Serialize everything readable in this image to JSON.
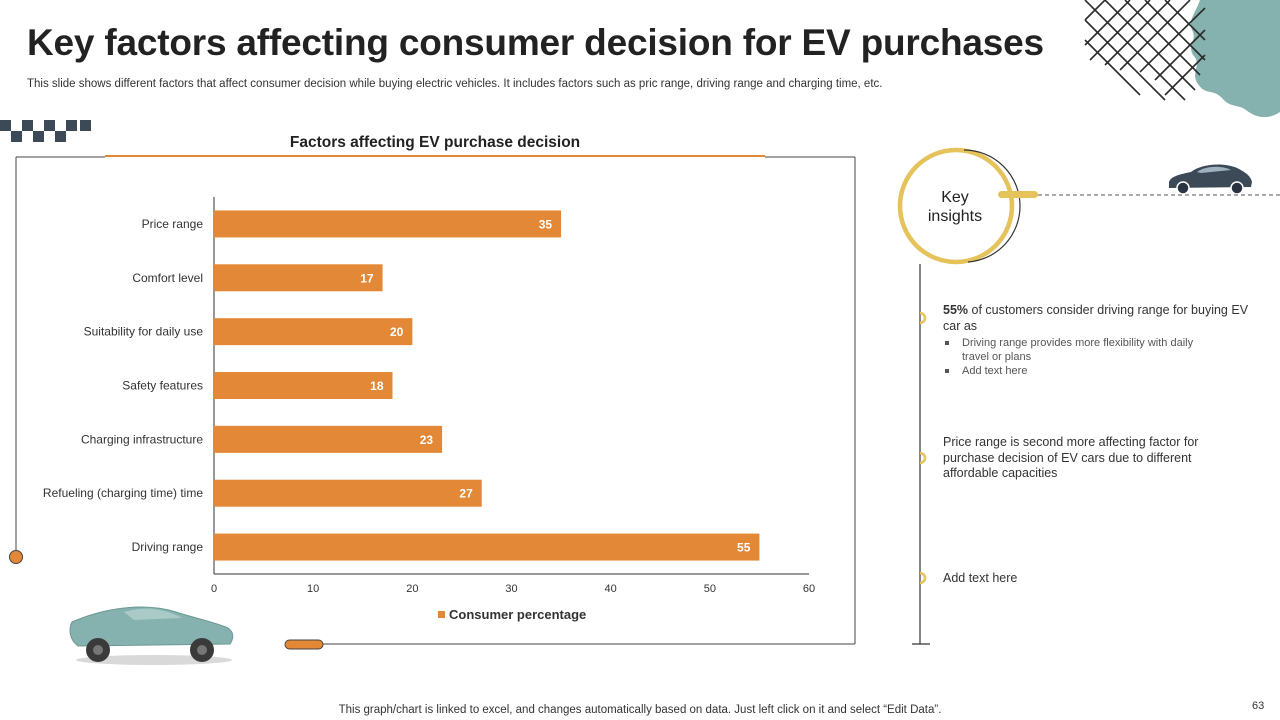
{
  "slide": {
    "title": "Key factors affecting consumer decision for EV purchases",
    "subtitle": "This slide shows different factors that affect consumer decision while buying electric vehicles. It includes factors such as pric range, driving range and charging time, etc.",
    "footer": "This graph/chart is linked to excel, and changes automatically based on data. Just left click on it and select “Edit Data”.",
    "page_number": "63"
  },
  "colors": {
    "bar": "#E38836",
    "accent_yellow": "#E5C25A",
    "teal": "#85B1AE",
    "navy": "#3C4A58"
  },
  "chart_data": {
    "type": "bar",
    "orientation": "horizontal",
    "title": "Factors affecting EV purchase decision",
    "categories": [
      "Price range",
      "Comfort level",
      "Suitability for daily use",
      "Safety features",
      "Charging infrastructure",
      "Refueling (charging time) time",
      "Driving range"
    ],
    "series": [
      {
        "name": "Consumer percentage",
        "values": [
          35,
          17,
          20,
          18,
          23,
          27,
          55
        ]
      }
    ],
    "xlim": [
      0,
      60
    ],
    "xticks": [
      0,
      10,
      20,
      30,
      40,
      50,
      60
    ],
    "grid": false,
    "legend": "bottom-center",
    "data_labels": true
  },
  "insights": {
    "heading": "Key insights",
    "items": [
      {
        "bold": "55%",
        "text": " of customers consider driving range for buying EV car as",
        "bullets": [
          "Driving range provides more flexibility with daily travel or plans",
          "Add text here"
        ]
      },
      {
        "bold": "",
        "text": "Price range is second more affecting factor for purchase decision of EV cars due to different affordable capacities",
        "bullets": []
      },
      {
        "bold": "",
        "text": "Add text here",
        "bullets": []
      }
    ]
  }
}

====================

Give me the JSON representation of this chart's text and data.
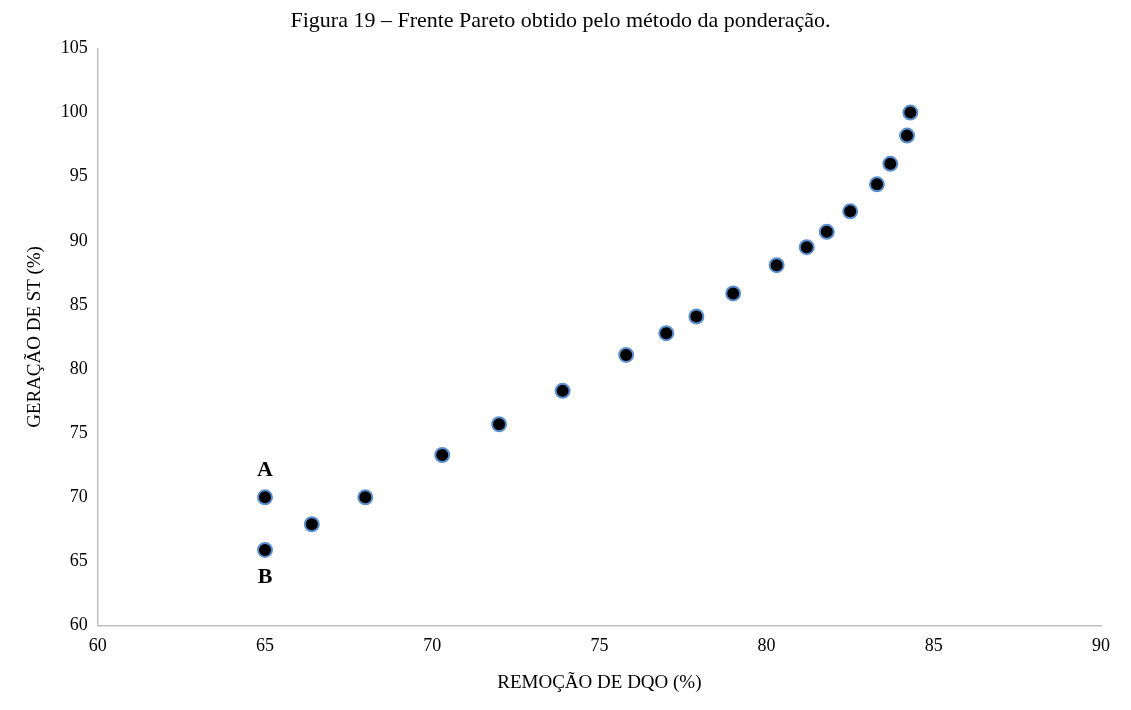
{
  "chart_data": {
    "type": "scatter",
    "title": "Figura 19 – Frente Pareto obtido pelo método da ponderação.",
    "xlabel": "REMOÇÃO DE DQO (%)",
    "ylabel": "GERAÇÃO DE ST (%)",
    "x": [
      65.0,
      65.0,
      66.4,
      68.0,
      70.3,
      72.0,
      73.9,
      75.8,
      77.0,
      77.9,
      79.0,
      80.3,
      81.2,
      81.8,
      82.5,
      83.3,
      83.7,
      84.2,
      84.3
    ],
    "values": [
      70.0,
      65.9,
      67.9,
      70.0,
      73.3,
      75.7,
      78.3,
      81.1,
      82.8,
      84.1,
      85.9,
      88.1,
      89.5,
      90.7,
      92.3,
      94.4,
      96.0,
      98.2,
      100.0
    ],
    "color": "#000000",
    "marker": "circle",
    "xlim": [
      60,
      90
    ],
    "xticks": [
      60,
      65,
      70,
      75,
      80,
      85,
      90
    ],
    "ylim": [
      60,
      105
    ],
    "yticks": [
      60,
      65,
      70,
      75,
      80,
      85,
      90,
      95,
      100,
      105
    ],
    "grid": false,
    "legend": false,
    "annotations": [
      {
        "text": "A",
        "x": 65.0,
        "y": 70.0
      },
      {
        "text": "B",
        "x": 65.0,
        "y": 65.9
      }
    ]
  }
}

====================

## REQUIREMENT
Show the lines of the data that hold the word "Price".

## SOLUTION FOR THIS PROBLEM
      "Price range",
        "text": "Price range is second more affecting factor for purchase decision of EV cars due to different affordable capacities",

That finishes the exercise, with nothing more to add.